** DATASET CONTENT **
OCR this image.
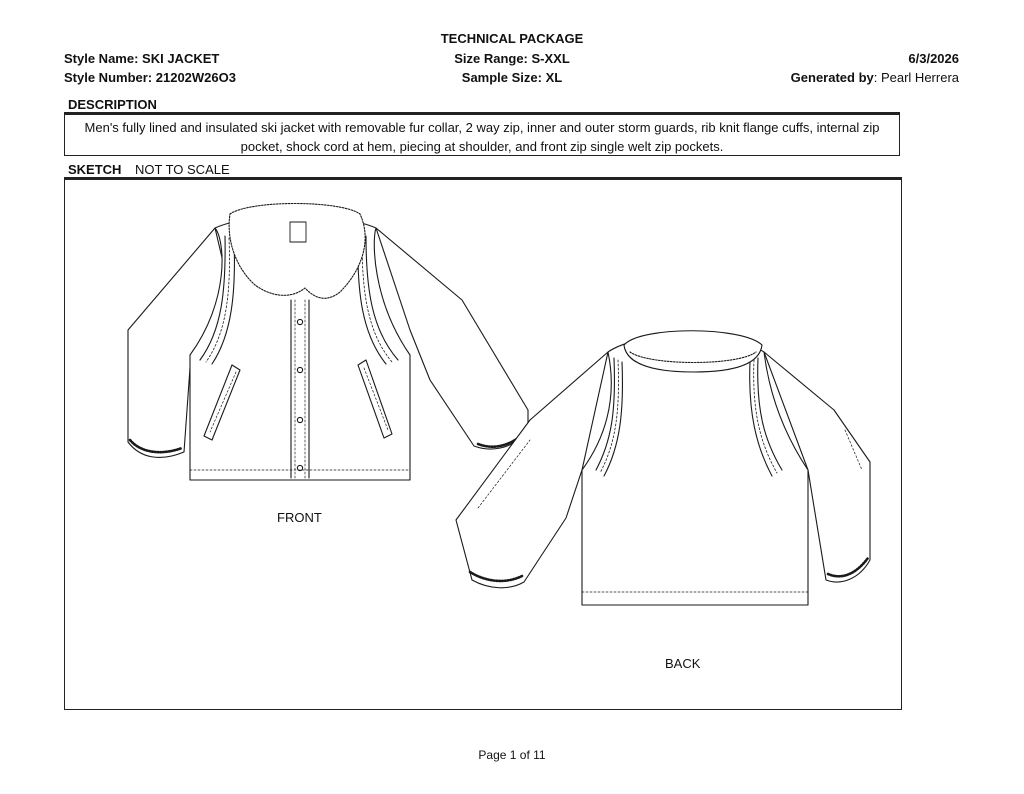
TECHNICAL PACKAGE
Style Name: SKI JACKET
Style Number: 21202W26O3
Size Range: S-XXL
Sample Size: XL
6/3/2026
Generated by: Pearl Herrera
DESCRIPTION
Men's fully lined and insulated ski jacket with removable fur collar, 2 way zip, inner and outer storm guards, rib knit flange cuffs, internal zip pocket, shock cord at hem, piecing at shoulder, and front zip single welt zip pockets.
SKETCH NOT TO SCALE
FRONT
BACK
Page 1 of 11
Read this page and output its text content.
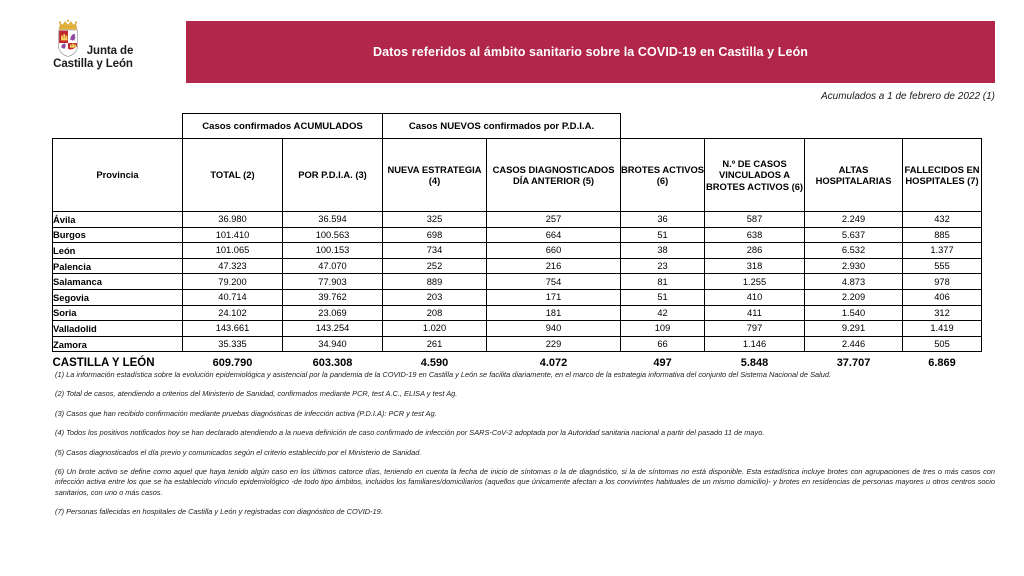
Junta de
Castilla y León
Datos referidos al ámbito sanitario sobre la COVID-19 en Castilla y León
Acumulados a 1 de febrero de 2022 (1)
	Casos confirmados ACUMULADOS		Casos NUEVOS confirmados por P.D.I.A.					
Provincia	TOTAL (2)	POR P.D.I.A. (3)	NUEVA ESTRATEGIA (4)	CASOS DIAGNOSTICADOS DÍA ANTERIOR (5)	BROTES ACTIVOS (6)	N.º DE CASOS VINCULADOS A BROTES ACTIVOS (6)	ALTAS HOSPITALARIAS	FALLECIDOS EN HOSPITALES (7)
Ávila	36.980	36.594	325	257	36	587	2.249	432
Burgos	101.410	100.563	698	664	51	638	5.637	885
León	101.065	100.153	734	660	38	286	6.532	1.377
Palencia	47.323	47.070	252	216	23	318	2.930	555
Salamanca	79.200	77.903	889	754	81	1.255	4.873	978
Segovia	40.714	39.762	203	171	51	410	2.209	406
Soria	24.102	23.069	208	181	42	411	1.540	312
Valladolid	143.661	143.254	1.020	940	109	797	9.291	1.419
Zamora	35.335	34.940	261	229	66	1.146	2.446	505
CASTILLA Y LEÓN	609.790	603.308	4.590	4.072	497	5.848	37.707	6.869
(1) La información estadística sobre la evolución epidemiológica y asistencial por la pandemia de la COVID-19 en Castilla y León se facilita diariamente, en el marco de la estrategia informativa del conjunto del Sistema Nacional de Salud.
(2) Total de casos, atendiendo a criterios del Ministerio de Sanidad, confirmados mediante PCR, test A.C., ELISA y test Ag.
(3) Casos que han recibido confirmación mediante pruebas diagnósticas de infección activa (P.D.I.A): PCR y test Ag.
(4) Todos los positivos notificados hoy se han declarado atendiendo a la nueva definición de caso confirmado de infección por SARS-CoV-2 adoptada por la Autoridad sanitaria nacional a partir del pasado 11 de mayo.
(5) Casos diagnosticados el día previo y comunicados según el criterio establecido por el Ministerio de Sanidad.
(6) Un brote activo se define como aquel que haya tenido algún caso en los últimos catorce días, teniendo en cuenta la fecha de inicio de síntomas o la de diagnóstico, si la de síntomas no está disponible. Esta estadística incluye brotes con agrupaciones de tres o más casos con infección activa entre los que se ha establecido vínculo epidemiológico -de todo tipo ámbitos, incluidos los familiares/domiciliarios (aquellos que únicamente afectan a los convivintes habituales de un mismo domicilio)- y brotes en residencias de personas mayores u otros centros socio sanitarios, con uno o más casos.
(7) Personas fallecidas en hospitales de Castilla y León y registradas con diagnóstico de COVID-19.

** STATED PROBLEM **
From the records, copy every line that has the string "test" in it.

** RESULT OF THIS EXERCISE **
(2) Total de casos, atendiendo a criterios del Ministerio de Sanidad, confirmados mediante PCR, test A.C., ELISA y test Ag.
(3) Casos que han recibido confirmación mediante pruebas diagnósticas de infección activa (P.D.I.A): PCR y test Ag.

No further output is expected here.